[Start of Material supplied]

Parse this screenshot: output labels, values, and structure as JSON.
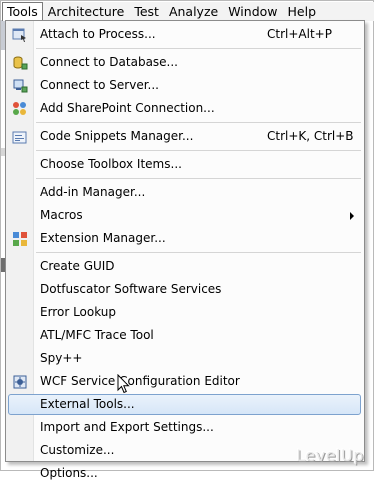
{
  "menubar": {
    "items": [
      {
        "label": "Tools",
        "active": true
      },
      {
        "label": "Architecture"
      },
      {
        "label": "Test"
      },
      {
        "label": "Analyze"
      },
      {
        "label": "Window"
      },
      {
        "label": "Help"
      }
    ]
  },
  "menu": {
    "items": [
      {
        "label": "Attach to Process...",
        "shortcut": "Ctrl+Alt+P",
        "icon": "attach-process-icon"
      },
      {
        "label": "Connect to Database...",
        "icon": "connect-database-icon"
      },
      {
        "label": "Connect to Server...",
        "icon": "connect-server-icon"
      },
      {
        "label": "Add SharePoint Connection...",
        "icon": "sharepoint-icon"
      },
      {
        "label": "Code Snippets Manager...",
        "shortcut": "Ctrl+K, Ctrl+B",
        "icon": "code-snippets-icon"
      },
      {
        "label": "Choose Toolbox Items..."
      },
      {
        "label": "Add-in Manager..."
      },
      {
        "label": "Macros",
        "submenu": true
      },
      {
        "label": "Extension Manager...",
        "icon": "extension-manager-icon"
      },
      {
        "label": "Create GUID"
      },
      {
        "label": "Dotfuscator Software Services"
      },
      {
        "label": "Error Lookup"
      },
      {
        "label": "ATL/MFC Trace Tool"
      },
      {
        "label": "Spy++"
      },
      {
        "label": "WCF Service Configuration Editor",
        "icon": "wcf-config-icon"
      },
      {
        "label": "External Tools...",
        "highlighted": true
      },
      {
        "label": "Import and Export Settings..."
      },
      {
        "label": "Customize..."
      },
      {
        "label": "Options..."
      }
    ]
  },
  "watermark": "LevelUp",
  "colors": {
    "highlight_border": "#7da2ce",
    "highlight_fill": "#d6e6f8",
    "gutter": "#f1f1f1"
  }
}
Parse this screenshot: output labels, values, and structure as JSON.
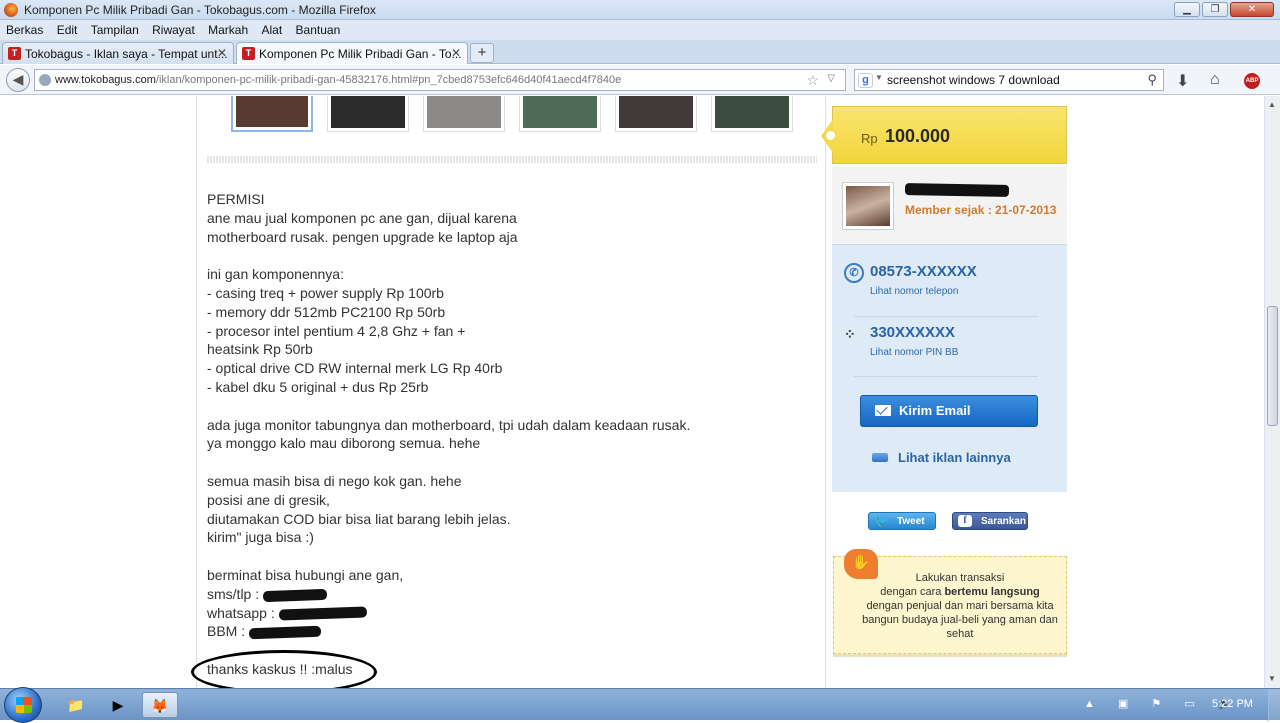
{
  "window": {
    "title": "Komponen Pc Milik Pribadi Gan - Tokobagus.com - Mozilla Firefox",
    "controls": [
      "▁",
      "❐",
      "✕"
    ]
  },
  "menu": [
    "Berkas",
    "Edit",
    "Tampilan",
    "Riwayat",
    "Markah",
    "Alat",
    "Bantuan"
  ],
  "tabs": [
    {
      "label": "Tokobagus - Iklan saya - Tempat unt...",
      "active": false
    },
    {
      "label": "Komponen Pc Milik Pribadi Gan - To...",
      "active": true
    }
  ],
  "newtab_label": "+",
  "nav": {
    "url_host": "www.tokobagus.com",
    "url_path": "/iklan/komponen-pc-milik-pribadi-gan-45832176.html#pn_7cbed8753efc646d40f41aecd4f7840e",
    "search_value": "screenshot windows 7 download",
    "search_engine_letter": "g",
    "abp_label": "ABP"
  },
  "thumbnails": [
    {
      "color": "#5a3b34",
      "selected": true
    },
    {
      "color": "#2b2b2b",
      "selected": false
    },
    {
      "color": "#8c8a87",
      "selected": false
    },
    {
      "color": "#4d6a56",
      "selected": false
    },
    {
      "color": "#403a38",
      "selected": false
    },
    {
      "color": "#3b4b3f",
      "selected": false
    }
  ],
  "description": {
    "greeting": "PERMISI",
    "intro": "ane mau jual komponen pc ane gan, dijual karena\nmotherboard rusak. pengen upgrade ke laptop aja",
    "list_header": "ini gan komponennya:",
    "items": "- casing treq + power supply Rp 100rb\n- memory ddr 512mb PC2100 Rp 50rb\n- procesor intel pentium 4 2,8 Ghz + fan +\nheatsink Rp 50rb\n- optical drive CD RW internal merk LG Rp 40rb\n- kabel dku 5 original + dus Rp 25rb",
    "extra": "ada juga monitor tabungnya dan motherboard, tpi udah dalam keadaan rusak.\nya monggo kalo mau diborong semua. hehe",
    "nego": "semua masih bisa di nego kok gan. hehe\nposisi ane di gresik,\ndiutamakan COD biar bisa liat barang lebih jelas.\nkirim\" juga bisa :)",
    "contact_intro": "berminat bisa hubungi ane gan,",
    "sms_label": "sms/tlp : ",
    "wa_label": "whatsapp : ",
    "bbm_label": "BBM : ",
    "thanks": "thanks kaskus !! :malus"
  },
  "price": {
    "currency": "Rp",
    "amount": "100.000"
  },
  "seller": {
    "since": "Member sejak : 21-07-2013"
  },
  "contact": {
    "phone": "08573-XXXXXX",
    "phone_link": "Lihat nomor telepon",
    "pin": "330XXXXXX",
    "pin_link": "Lihat nomor PIN BB",
    "email_button": "Kirim Email",
    "more_ads": "Lihat iklan lainnya"
  },
  "social": {
    "tweet": "Tweet",
    "share": "Sarankan"
  },
  "safety": {
    "line1": "Lakukan transaksi",
    "line2_pre": "dengan cara ",
    "line2_bold": "bertemu langsung",
    "rest": "dengan penjual dan mari bersama kita bangun budaya jual-beli yang aman dan sehat"
  },
  "taskbar": {
    "clock": "5:22 PM"
  },
  "colors": {
    "link_blue": "#2864a8",
    "price_yellow": "#f4d94c",
    "since_orange": "#d07a2a"
  }
}
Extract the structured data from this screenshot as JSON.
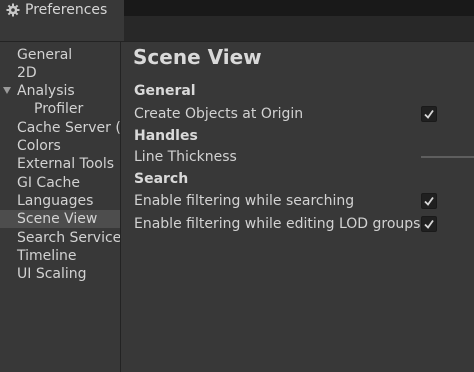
{
  "window": {
    "tab_title": "Preferences"
  },
  "sidebar": {
    "items": [
      {
        "label": "General"
      },
      {
        "label": "2D"
      },
      {
        "label": "Analysis",
        "expanded": true
      },
      {
        "label": "Profiler",
        "child": true
      },
      {
        "label": "Cache Server (g"
      },
      {
        "label": "Colors"
      },
      {
        "label": "External Tools"
      },
      {
        "label": "GI Cache"
      },
      {
        "label": "Languages"
      },
      {
        "label": "Scene View",
        "selected": true
      },
      {
        "label": "Search Service"
      },
      {
        "label": "Timeline"
      },
      {
        "label": "UI Scaling"
      }
    ]
  },
  "main": {
    "title": "Scene View",
    "sections": {
      "general": {
        "heading": "General",
        "create_objects_at_origin": {
          "label": "Create Objects at Origin",
          "checked": true
        }
      },
      "handles": {
        "heading": "Handles",
        "line_thickness": {
          "label": "Line Thickness"
        }
      },
      "search": {
        "heading": "Search",
        "filter_while_searching": {
          "label": "Enable filtering while searching",
          "checked": true
        },
        "filter_while_editing_lod": {
          "label": "Enable filtering while editing LOD groups",
          "checked": true
        }
      }
    }
  },
  "icons": {
    "tab_icon": "gear-icon",
    "foldout_icon": "triangle-down-icon",
    "checkbox_icon": "checkmark-icon"
  },
  "colors": {
    "background": "#383838",
    "titlebar": "#191919",
    "selection": "#4d4d4d",
    "checkbox_bg": "#202020",
    "checkmark": "#d8d8d8"
  }
}
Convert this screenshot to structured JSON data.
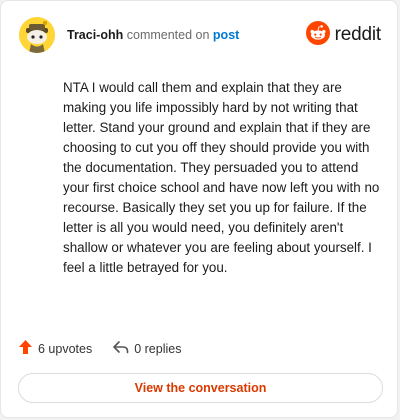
{
  "header": {
    "username": "Traci-ohh",
    "action_text": "commented on",
    "post_link": "post",
    "brand_name": "reddit"
  },
  "comment": {
    "text": "NTA I would call them and explain that they are making you life impossibly hard by not writing that letter. Stand your ground and explain that if they are choosing to cut you off they should provide you with the documentation. They persuaded you to attend your first choice school and have now left you with no recourse. Basically they set you up for failure. If the letter is all you would need, you definitely aren't shallow or whatever you are feeling about yourself. I feel a little betrayed for you."
  },
  "stats": {
    "upvotes_label": "6 upvotes",
    "replies_label": "0 replies"
  },
  "cta": {
    "label": "View the conversation"
  },
  "colors": {
    "brand_orange": "#ff4500",
    "upvote_orange": "#ff4500",
    "link_blue": "#0079d3",
    "cta_text": "#d93a00",
    "avatar_bg": "#ffd635"
  },
  "icons": {
    "avatar": "snoo-avatar-icon",
    "brand": "reddit-logo-icon",
    "upvote": "upvote-arrow-icon",
    "reply": "reply-arrow-icon"
  }
}
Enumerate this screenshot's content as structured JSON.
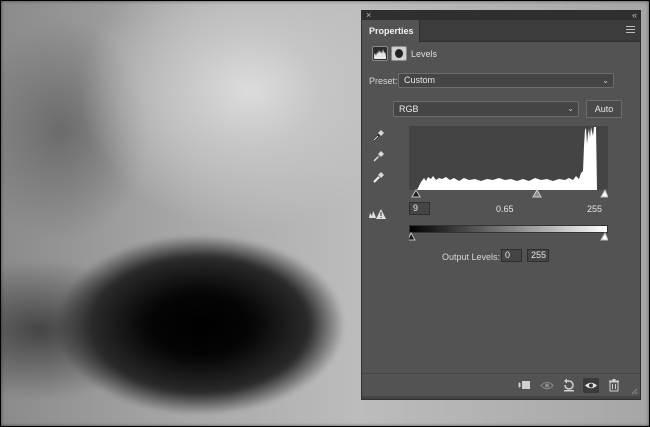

[End of Material supplied]

Your task - Quote precisely the lines of the data from the line containing "Convert this screenshot" through its final line, both included, excluding pictures.

The reply -
Convert this screenshot to structured JSON data.
{
  "header": {
    "username": "Traci-ohh",
    "action_text": "commented on",
    "post_link": "post",
    "brand_name": "reddit"
  },
  "comment": {
    "text": "NTA I would call them and explain that they are making you life impossibly hard by not writing that letter. Stand your ground and explain that if they are choosing to cut you off they should provide you with the documentation. They persuaded you to attend your first choice school and have now left you with no recourse. Basically they set you up for failure. If the letter is all you would need, you definitely aren't shallow or whatever you are feeling about yourself. I feel a little betrayed for you."
  },
  "stats": {
    "upvotes_label": "6 upvotes",
    "replies_label": "0 replies"
  },
  "cta": {
    "label": "View the conversation"
  },
  "colors": {
    "brand_orange": "#ff4500",
    "upvote_orange": "#ff4500",
    "link_blue": "#0079d3",
    "cta_text": "#d93a00",
    "avatar_bg": "#ffd635"
  },
  "icons": {
    "avatar": "snoo-avatar-icon",
    "brand": "reddit-logo-icon",
    "upvote": "upvote-arrow-icon",
    "reply": "reply-arrow-icon"
  }
}
Enumerate this screenshot's content as structured JSON.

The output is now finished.